— Start —

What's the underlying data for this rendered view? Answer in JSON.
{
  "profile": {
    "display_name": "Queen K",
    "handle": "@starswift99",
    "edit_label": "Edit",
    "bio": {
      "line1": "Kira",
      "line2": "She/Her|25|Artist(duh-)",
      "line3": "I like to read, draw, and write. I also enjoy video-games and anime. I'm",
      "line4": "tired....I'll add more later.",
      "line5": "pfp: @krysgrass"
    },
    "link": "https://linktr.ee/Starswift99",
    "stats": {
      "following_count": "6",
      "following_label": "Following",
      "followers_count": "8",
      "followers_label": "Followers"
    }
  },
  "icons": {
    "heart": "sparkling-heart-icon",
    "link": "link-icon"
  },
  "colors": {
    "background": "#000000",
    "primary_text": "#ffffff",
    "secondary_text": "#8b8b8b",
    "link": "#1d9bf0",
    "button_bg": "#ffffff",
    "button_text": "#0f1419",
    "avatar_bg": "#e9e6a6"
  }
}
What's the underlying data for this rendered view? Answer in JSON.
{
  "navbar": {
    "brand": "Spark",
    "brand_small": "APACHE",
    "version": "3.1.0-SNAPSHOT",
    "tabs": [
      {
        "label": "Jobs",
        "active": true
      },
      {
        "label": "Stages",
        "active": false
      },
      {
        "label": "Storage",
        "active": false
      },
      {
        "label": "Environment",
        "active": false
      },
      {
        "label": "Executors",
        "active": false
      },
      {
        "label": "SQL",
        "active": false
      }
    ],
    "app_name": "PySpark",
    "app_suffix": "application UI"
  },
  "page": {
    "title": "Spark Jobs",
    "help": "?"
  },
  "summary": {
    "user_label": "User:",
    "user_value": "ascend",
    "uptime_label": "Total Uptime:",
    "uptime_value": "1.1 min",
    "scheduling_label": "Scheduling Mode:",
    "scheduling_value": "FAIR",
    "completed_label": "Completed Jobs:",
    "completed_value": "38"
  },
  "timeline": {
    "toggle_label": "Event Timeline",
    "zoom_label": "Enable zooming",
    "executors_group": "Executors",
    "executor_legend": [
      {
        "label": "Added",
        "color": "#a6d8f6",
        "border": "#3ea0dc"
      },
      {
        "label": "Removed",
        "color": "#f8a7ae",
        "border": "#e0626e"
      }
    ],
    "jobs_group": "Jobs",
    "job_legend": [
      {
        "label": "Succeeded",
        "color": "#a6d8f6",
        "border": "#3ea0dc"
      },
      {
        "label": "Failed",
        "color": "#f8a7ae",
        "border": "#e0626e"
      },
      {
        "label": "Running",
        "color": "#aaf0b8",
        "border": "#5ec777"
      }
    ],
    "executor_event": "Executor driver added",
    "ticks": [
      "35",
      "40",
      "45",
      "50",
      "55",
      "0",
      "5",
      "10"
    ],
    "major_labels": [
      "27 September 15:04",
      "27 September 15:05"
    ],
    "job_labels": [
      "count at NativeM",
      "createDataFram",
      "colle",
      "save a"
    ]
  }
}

— End —
— Start —

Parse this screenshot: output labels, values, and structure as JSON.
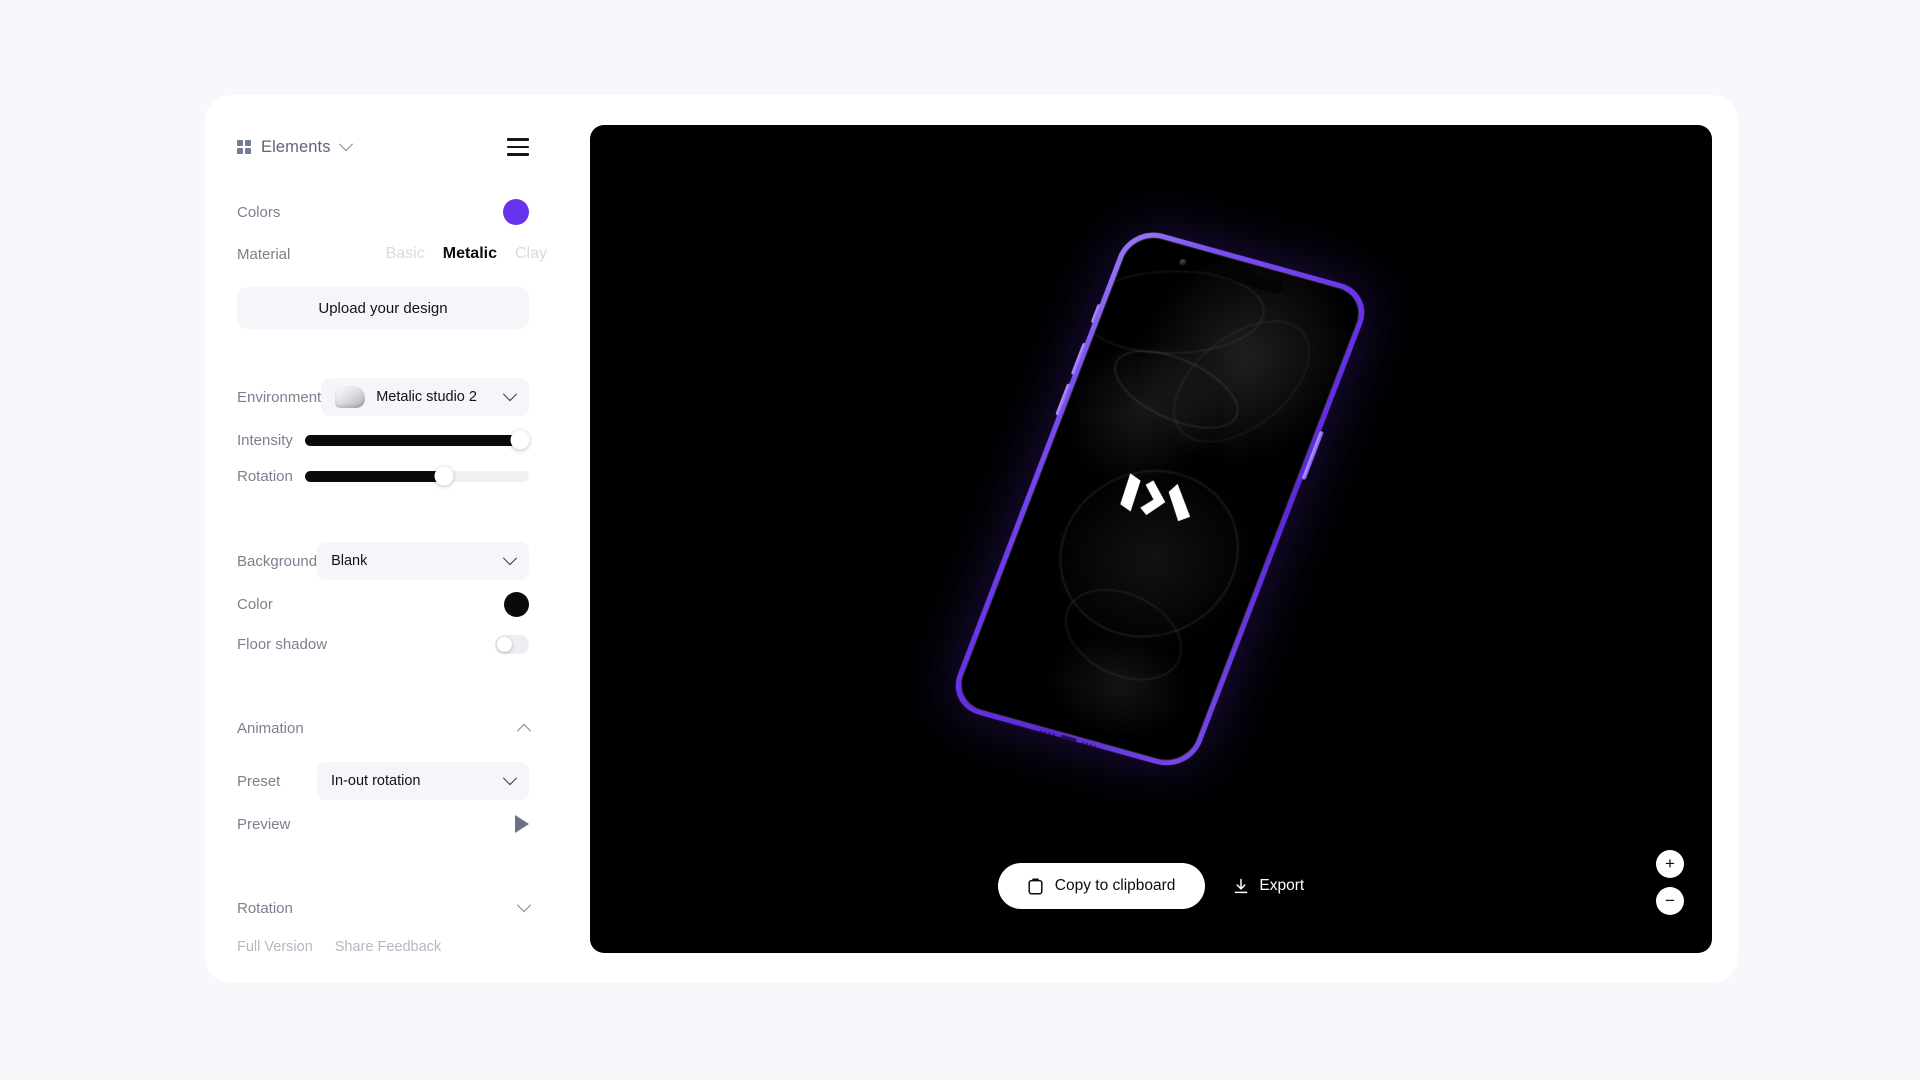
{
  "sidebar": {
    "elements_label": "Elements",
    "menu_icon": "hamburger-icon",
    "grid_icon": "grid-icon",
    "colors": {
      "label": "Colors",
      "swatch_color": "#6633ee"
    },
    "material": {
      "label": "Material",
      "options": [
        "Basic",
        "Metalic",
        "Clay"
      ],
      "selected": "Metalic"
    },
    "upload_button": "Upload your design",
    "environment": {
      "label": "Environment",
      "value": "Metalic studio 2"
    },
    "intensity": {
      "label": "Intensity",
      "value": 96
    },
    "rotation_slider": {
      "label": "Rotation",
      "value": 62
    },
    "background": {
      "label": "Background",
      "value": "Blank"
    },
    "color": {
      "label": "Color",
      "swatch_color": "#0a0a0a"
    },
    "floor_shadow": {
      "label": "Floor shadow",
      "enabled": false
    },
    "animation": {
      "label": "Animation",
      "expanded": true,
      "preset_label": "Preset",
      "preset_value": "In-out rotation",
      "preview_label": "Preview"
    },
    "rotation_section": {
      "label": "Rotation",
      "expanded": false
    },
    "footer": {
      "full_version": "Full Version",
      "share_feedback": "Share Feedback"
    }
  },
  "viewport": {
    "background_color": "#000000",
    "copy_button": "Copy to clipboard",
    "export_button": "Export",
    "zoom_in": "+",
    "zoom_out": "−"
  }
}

— End —

__WRITTEN REQUEST__: Pick out the lines that have the word "link". Copy them all.

__COMPLETED TASK__:
    "link": "https://linktr.ee/Starswift99",
    "link": "link-icon"
    "link": "#1d9bf0",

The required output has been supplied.